**Provided data**

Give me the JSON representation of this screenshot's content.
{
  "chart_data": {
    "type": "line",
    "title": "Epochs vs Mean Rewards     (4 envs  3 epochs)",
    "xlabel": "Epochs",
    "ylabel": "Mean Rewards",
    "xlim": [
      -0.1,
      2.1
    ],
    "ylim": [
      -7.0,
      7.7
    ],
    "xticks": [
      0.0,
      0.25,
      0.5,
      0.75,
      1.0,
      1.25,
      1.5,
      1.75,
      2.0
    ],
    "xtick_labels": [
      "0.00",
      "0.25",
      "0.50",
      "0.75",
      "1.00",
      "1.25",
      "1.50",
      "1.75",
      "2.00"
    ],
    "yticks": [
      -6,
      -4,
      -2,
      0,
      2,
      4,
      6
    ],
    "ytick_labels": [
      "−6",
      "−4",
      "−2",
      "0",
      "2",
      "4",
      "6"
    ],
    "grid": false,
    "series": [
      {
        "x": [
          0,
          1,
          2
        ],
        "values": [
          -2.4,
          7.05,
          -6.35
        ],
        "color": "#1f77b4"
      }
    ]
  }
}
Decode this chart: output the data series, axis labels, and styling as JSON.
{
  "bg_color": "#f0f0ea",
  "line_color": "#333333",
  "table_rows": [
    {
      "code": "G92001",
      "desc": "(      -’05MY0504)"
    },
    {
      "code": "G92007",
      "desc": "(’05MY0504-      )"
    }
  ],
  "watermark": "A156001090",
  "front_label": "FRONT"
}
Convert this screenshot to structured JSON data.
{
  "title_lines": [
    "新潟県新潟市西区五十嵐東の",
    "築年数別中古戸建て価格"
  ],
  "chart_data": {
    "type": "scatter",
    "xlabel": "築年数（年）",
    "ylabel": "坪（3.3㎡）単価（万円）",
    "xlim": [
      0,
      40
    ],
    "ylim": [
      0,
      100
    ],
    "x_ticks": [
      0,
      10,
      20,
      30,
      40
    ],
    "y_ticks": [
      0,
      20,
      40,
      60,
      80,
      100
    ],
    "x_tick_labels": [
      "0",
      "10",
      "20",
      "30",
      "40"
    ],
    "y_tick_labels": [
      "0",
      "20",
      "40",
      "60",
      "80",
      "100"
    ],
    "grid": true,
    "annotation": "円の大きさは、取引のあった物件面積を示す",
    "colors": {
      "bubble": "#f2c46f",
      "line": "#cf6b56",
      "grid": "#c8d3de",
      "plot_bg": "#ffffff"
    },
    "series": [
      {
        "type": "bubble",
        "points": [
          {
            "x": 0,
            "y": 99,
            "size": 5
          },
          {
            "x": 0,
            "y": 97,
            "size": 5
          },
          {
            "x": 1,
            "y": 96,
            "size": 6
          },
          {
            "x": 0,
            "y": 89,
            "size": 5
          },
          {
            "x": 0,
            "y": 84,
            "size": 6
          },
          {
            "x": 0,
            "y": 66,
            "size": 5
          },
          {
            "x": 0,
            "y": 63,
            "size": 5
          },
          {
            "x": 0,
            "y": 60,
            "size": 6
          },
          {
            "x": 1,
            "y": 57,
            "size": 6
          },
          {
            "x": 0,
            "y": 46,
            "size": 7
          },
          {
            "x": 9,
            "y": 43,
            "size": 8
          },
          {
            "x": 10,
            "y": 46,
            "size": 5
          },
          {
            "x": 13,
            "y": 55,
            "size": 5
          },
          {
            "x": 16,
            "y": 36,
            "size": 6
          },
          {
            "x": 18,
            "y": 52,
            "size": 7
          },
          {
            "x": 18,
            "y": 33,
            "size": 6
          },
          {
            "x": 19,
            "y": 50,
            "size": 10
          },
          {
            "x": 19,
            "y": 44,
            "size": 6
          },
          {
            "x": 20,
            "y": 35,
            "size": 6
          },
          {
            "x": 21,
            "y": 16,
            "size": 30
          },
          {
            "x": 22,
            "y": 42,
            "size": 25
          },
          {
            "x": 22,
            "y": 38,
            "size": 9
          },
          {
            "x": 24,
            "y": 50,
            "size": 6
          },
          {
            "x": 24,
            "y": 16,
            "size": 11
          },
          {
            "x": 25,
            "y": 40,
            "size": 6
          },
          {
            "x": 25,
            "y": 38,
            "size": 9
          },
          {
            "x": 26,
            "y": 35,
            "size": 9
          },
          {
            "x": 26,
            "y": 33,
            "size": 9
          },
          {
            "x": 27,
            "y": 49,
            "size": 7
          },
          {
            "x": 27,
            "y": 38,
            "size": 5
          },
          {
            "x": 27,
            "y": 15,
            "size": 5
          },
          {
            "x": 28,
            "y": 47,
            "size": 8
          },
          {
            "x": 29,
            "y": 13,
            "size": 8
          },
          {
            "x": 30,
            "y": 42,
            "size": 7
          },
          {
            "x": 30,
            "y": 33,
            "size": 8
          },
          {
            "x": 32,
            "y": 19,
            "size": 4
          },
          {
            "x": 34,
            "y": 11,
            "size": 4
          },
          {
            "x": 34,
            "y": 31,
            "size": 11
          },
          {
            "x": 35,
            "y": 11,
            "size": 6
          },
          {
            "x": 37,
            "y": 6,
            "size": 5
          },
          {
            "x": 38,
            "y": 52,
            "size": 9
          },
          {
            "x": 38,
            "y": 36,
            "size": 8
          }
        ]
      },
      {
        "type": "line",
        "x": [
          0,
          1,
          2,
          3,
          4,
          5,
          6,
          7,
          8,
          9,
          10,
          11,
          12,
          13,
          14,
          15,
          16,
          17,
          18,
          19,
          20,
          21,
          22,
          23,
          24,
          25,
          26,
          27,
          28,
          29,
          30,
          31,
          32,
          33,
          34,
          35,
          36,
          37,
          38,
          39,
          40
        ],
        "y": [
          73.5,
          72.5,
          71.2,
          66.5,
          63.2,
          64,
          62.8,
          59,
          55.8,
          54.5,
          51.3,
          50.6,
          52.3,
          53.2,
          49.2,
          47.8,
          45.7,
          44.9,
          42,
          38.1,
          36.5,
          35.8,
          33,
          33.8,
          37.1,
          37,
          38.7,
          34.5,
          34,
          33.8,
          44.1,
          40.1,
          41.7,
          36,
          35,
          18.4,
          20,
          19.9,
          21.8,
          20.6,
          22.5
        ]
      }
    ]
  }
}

**The request**
Identify every line where the string "screenshot" appears.

**Reply**
Give me the JSON representation of this screenshot's content.
Convert this screenshot to structured JSON data.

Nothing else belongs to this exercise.